Structured figure records
------------------------

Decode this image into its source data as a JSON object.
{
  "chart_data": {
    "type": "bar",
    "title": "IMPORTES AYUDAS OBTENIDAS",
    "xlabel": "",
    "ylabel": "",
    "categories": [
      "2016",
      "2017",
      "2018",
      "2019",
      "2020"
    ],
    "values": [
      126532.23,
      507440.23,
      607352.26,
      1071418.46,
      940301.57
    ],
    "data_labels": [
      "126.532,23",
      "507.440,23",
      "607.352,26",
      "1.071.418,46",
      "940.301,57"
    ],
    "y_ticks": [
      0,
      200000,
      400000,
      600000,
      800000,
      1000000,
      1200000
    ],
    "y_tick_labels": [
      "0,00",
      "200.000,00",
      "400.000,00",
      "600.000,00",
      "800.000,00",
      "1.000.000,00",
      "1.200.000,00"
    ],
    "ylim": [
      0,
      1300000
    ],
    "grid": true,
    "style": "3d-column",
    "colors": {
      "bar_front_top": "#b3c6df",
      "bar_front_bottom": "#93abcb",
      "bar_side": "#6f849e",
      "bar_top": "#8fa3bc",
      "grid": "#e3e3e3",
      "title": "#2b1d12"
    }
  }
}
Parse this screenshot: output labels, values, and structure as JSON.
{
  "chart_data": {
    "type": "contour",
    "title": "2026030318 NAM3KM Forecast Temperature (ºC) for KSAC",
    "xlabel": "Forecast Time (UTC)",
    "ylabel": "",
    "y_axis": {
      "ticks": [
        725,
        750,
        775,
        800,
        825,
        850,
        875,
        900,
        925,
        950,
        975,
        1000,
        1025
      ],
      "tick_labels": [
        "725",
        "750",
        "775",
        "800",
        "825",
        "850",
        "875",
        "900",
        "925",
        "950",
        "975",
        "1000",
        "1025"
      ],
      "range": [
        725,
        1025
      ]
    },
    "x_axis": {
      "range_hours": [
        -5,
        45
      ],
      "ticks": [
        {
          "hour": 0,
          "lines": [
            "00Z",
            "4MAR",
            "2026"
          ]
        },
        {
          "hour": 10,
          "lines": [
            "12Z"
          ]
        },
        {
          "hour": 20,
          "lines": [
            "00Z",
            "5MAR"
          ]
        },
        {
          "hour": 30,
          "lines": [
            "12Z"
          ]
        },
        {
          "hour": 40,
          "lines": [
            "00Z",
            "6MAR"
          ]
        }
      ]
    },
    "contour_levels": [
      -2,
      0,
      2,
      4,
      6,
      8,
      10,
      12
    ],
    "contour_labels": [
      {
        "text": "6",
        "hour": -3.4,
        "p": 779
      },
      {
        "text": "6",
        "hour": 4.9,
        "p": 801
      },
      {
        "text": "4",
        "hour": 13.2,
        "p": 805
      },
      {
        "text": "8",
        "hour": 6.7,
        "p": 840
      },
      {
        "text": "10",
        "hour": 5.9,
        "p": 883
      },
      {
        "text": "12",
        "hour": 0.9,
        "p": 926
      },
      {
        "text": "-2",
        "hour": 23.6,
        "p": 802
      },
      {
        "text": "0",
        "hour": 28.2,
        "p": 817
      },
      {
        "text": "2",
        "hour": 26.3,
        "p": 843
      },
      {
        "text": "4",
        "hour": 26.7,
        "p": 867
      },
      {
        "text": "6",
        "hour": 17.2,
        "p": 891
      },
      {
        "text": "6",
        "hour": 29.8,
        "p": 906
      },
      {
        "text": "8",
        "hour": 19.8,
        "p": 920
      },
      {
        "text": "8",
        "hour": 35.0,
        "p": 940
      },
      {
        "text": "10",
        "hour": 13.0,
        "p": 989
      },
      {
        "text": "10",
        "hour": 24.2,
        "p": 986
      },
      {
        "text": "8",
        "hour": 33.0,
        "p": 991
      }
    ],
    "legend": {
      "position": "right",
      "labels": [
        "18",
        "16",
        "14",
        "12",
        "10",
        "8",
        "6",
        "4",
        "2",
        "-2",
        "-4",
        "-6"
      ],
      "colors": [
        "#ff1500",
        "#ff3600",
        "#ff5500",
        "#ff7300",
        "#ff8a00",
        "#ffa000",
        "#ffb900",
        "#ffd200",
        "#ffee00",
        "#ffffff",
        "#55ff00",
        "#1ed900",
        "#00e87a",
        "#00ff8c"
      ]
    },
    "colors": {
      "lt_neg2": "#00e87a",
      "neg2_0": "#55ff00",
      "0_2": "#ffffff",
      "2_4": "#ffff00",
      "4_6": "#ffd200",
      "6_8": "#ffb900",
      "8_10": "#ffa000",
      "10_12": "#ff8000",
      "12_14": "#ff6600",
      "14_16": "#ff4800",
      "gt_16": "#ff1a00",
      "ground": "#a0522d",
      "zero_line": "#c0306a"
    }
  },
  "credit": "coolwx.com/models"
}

------------------------

## Task requirements
Exactly reproduce all of the entries above.

## Exercise response
Decode this image into its source data as a JSON object.
{
  "chart_data": {
    "type": "bar",
    "title": "IMPORTES AYUDAS OBTENIDAS",
    "xlabel": "",
    "ylabel": "",
    "categories": [
      "2016",
      "2017",
      "2018",
      "2019",
      "2020"
    ],
    "values": [
      126532.23,
      507440.23,
      607352.26,
      1071418.46,
      940301.57
    ],
    "data_labels": [
      "126.532,23",
      "507.440,23",
      "607.352,26",
      "1.071.418,46",
      "940.301,57"
    ],
    "y_ticks": [
      0,
      200000,
      400000,
      600000,
      800000,
      1000000,
      1200000
    ],
    "y_tick_labels": [
      "0,00",
      "200.000,00",
      "400.000,00",
      "600.000,00",
      "800.000,00",
      "1.000.000,00",
      "1.200.000,00"
    ],
    "ylim": [
      0,
      1300000
    ],
    "grid": true,
    "style": "3d-column",
    "colors": {
      "bar_front_top": "#b3c6df",
      "bar_front_bottom": "#93abcb",
      "bar_side": "#6f849e",
      "bar_top": "#8fa3bc",
      "grid": "#e3e3e3",
      "title": "#2b1d12"
    }
  }
}
Parse this screenshot: output labels, values, and structure as JSON.
{
  "chart_data": {
    "type": "contour",
    "title": "2026030318 NAM3KM Forecast Temperature (ºC) for KSAC",
    "xlabel": "Forecast Time (UTC)",
    "ylabel": "",
    "y_axis": {
      "ticks": [
        725,
        750,
        775,
        800,
        825,
        850,
        875,
        900,
        925,
        950,
        975,
        1000,
        1025
      ],
      "tick_labels": [
        "725",
        "750",
        "775",
        "800",
        "825",
        "850",
        "875",
        "900",
        "925",
        "950",
        "975",
        "1000",
        "1025"
      ],
      "range": [
        725,
        1025
      ]
    },
    "x_axis": {
      "range_hours": [
        -5,
        45
      ],
      "ticks": [
        {
          "hour": 0,
          "lines": [
            "00Z",
            "4MAR",
            "2026"
          ]
        },
        {
          "hour": 10,
          "lines": [
            "12Z"
          ]
        },
        {
          "hour": 20,
          "lines": [
            "00Z",
            "5MAR"
          ]
        },
        {
          "hour": 30,
          "lines": [
            "12Z"
          ]
        },
        {
          "hour": 40,
          "lines": [
            "00Z",
            "6MAR"
          ]
        }
      ]
    },
    "contour_levels": [
      -2,
      0,
      2,
      4,
      6,
      8,
      10,
      12
    ],
    "contour_labels": [
      {
        "text": "6",
        "hour": -3.4,
        "p": 779
      },
      {
        "text": "6",
        "hour": 4.9,
        "p": 801
      },
      {
        "text": "4",
        "hour": 13.2,
        "p": 805
      },
      {
        "text": "8",
        "hour": 6.7,
        "p": 840
      },
      {
        "text": "10",
        "hour": 5.9,
        "p": 883
      },
      {
        "text": "12",
        "hour": 0.9,
        "p": 926
      },
      {
        "text": "-2",
        "hour": 23.6,
        "p": 802
      },
      {
        "text": "0",
        "hour": 28.2,
        "p": 817
      },
      {
        "text": "2",
        "hour": 26.3,
        "p": 843
      },
      {
        "text": "4",
        "hour": 26.7,
        "p": 867
      },
      {
        "text": "6",
        "hour": 17.2,
        "p": 891
      },
      {
        "text": "6",
        "hour": 29.8,
        "p": 906
      },
      {
        "text": "8",
        "hour": 19.8,
        "p": 920
      },
      {
        "text": "8",
        "hour": 35.0,
        "p": 940
      },
      {
        "text": "10",
        "hour": 13.0,
        "p": 989
      },
      {
        "text": "10",
        "hour": 24.2,
        "p": 986
      },
      {
        "text": "8",
        "hour": 33.0,
        "p": 991
      }
    ],
    "legend": {
      "position": "right",
      "labels": [
        "18",
        "16",
        "14",
        "12",
        "10",
        "8",
        "6",
        "4",
        "2",
        "-2",
        "-4",
        "-6"
      ],
      "colors": [
        "#ff1500",
        "#ff3600",
        "#ff5500",
        "#ff7300",
        "#ff8a00",
        "#ffa000",
        "#ffb900",
        "#ffd200",
        "#ffee00",
        "#ffffff",
        "#55ff00",
        "#1ed900",
        "#00e87a",
        "#00ff8c"
      ]
    },
    "colors": {
      "lt_neg2": "#00e87a",
      "neg2_0": "#55ff00",
      "0_2": "#ffffff",
      "2_4": "#ffff00",
      "4_6": "#ffd200",
      "6_8": "#ffb900",
      "8_10": "#ffa000",
      "10_12": "#ff8000",
      "12_14": "#ff6600",
      "14_16": "#ff4800",
      "gt_16": "#ff1a00",
      "ground": "#a0522d",
      "zero_line": "#c0306a"
    }
  },
  "credit": "coolwx.com/models"
}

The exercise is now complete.